> _Stated problem_
Report, word for word, every line of the material that contains "Weld".

> _Data records_
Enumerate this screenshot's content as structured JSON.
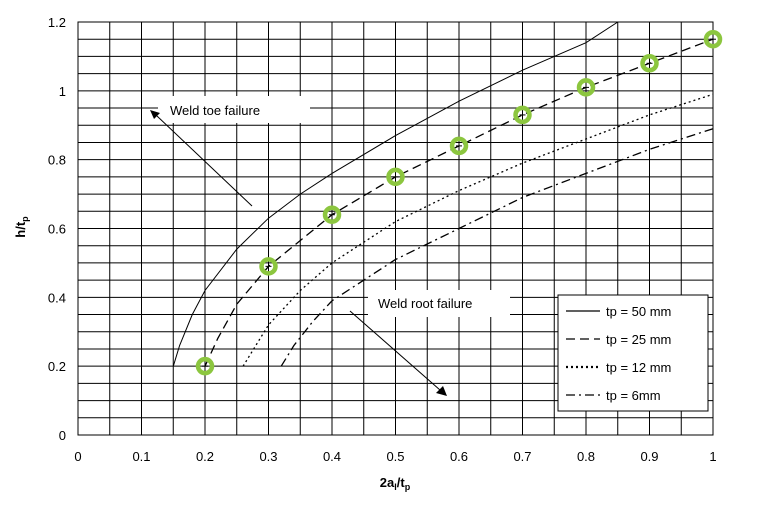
{
  "chart_data": {
    "type": "line",
    "xlabel": {
      "main": "2a",
      "sub1": "l",
      "mid": "/t",
      "sub2": "p"
    },
    "ylabel": {
      "main": "h/t",
      "sub": "p"
    },
    "xlim": [
      0,
      1
    ],
    "ylim": [
      0,
      1.2
    ],
    "x_ticks": [
      "0",
      "0.1",
      "0.2",
      "0.3",
      "0.4",
      "0.5",
      "0.6",
      "0.7",
      "0.8",
      "0.9",
      "1"
    ],
    "y_ticks": [
      "0",
      "0.2",
      "0.4",
      "0.6",
      "0.8",
      "1",
      "1.2"
    ],
    "grid": true,
    "legend_position": "bottom-right",
    "series": [
      {
        "name": "tp = 50 mm",
        "dash": "solid",
        "points": [
          [
            0.15,
            0.2
          ],
          [
            0.16,
            0.26
          ],
          [
            0.18,
            0.35
          ],
          [
            0.2,
            0.42
          ],
          [
            0.25,
            0.54
          ],
          [
            0.3,
            0.63
          ],
          [
            0.35,
            0.7
          ],
          [
            0.4,
            0.76
          ],
          [
            0.5,
            0.87
          ],
          [
            0.6,
            0.97
          ],
          [
            0.7,
            1.06
          ],
          [
            0.8,
            1.14
          ],
          [
            0.85,
            1.2
          ]
        ]
      },
      {
        "name": "tp = 25 mm",
        "dash": "dashed",
        "points": [
          [
            0.2,
            0.2
          ],
          [
            0.22,
            0.28
          ],
          [
            0.25,
            0.38
          ],
          [
            0.3,
            0.49
          ],
          [
            0.4,
            0.64
          ],
          [
            0.5,
            0.75
          ],
          [
            0.6,
            0.84
          ],
          [
            0.7,
            0.93
          ],
          [
            0.8,
            1.01
          ],
          [
            0.9,
            1.08
          ],
          [
            1.0,
            1.15
          ]
        ]
      },
      {
        "name": "tp = 12 mm",
        "dash": "dotted",
        "points": [
          [
            0.26,
            0.2
          ],
          [
            0.28,
            0.26
          ],
          [
            0.3,
            0.32
          ],
          [
            0.35,
            0.42
          ],
          [
            0.4,
            0.5
          ],
          [
            0.5,
            0.62
          ],
          [
            0.6,
            0.71
          ],
          [
            0.7,
            0.79
          ],
          [
            0.8,
            0.86
          ],
          [
            0.9,
            0.93
          ],
          [
            1.0,
            0.99
          ]
        ]
      },
      {
        "name": "tp = 6mm",
        "dash": "dashdot",
        "points": [
          [
            0.32,
            0.2
          ],
          [
            0.34,
            0.26
          ],
          [
            0.37,
            0.33
          ],
          [
            0.4,
            0.39
          ],
          [
            0.5,
            0.51
          ],
          [
            0.6,
            0.6
          ],
          [
            0.7,
            0.69
          ],
          [
            0.8,
            0.76
          ],
          [
            0.9,
            0.83
          ],
          [
            1.0,
            0.89
          ]
        ]
      }
    ],
    "markers": {
      "color": "#8cc63f",
      "points": [
        [
          0.2,
          0.2
        ],
        [
          0.3,
          0.49
        ],
        [
          0.4,
          0.64
        ],
        [
          0.5,
          0.75
        ],
        [
          0.6,
          0.84
        ],
        [
          0.7,
          0.93
        ],
        [
          0.8,
          1.01
        ],
        [
          0.9,
          1.08
        ],
        [
          1.0,
          1.15
        ]
      ]
    },
    "annotations": {
      "toe": {
        "text": "Weld toe failure"
      },
      "root": {
        "text": "Weld root failure"
      }
    }
  }
}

> _Written reply_
        "text": "Weld toe failure"
        "text": "Weld root failure"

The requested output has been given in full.